DATA EXCERPTS:

★ ★ ★ ★ ★ ★ ★

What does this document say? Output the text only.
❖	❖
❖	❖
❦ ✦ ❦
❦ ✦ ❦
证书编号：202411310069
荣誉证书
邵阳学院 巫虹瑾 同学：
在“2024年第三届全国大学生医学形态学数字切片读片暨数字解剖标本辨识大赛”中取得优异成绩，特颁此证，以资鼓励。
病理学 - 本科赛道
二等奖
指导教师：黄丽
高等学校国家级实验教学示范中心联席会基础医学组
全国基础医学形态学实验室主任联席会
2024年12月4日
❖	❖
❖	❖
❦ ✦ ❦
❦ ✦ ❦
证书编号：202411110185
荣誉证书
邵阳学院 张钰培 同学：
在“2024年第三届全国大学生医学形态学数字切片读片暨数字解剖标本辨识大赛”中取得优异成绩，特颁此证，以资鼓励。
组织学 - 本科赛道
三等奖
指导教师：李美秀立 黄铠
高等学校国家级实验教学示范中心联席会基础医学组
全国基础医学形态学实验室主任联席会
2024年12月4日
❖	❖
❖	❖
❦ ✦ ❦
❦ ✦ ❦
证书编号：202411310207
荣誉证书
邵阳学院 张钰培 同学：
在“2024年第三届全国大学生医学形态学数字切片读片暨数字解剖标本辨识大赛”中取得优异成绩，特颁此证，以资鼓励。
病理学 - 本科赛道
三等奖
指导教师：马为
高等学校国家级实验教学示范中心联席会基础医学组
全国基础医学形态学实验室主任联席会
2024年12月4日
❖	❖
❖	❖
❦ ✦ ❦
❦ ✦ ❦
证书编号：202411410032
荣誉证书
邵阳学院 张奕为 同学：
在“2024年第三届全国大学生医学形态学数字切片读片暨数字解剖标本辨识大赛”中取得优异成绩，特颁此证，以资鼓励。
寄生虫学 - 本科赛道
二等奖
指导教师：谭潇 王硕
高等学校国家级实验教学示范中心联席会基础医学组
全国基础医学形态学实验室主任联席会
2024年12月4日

★ ★ ★ ★ ★ ★ ★

Recopy all the lines exactly as they appear.

What does this document say? Output the text only.
❖	❖
❖	❖
❦ ✦ ❦
❦ ✦ ❦
证书编号：202411310069
荣誉证书
邵阳学院 巫虹瑾 同学：
在“2024年第三届全国大学生医学形态学数字切片读片暨数字解剖标本辨识大赛”中取得优异成绩，特颁此证，以资鼓励。
病理学 - 本科赛道
二等奖
指导教师：黄丽
高等学校国家级实验教学示范中心联席会基础医学组
全国基础医学形态学实验室主任联席会
2024年12月4日
❖	❖
❖	❖
❦ ✦ ❦
❦ ✦ ❦
证书编号：202411110185
荣誉证书
邵阳学院 张钰培 同学：
在“2024年第三届全国大学生医学形态学数字切片读片暨数字解剖标本辨识大赛”中取得优异成绩，特颁此证，以资鼓励。
组织学 - 本科赛道
三等奖
指导教师：李美秀立 黄铠
高等学校国家级实验教学示范中心联席会基础医学组
全国基础医学形态学实验室主任联席会
2024年12月4日
❖	❖
❖	❖
❦ ✦ ❦
❦ ✦ ❦
证书编号：202411310207
荣誉证书
邵阳学院 张钰培 同学：
在“2024年第三届全国大学生医学形态学数字切片读片暨数字解剖标本辨识大赛”中取得优异成绩，特颁此证，以资鼓励。
病理学 - 本科赛道
三等奖
指导教师：马为
高等学校国家级实验教学示范中心联席会基础医学组
全国基础医学形态学实验室主任联席会
2024年12月4日
❖	❖
❖	❖
❦ ✦ ❦
❦ ✦ ❦
证书编号：202411410032
荣誉证书
邵阳学院 张奕为 同学：
在“2024年第三届全国大学生医学形态学数字切片读片暨数字解剖标本辨识大赛”中取得优异成绩，特颁此证，以资鼓励。
寄生虫学 - 本科赛道
二等奖
指导教师：谭潇 王硕
高等学校国家级实验教学示范中心联席会基础医学组
全国基础医学形态学实验室主任联席会
2024年12月4日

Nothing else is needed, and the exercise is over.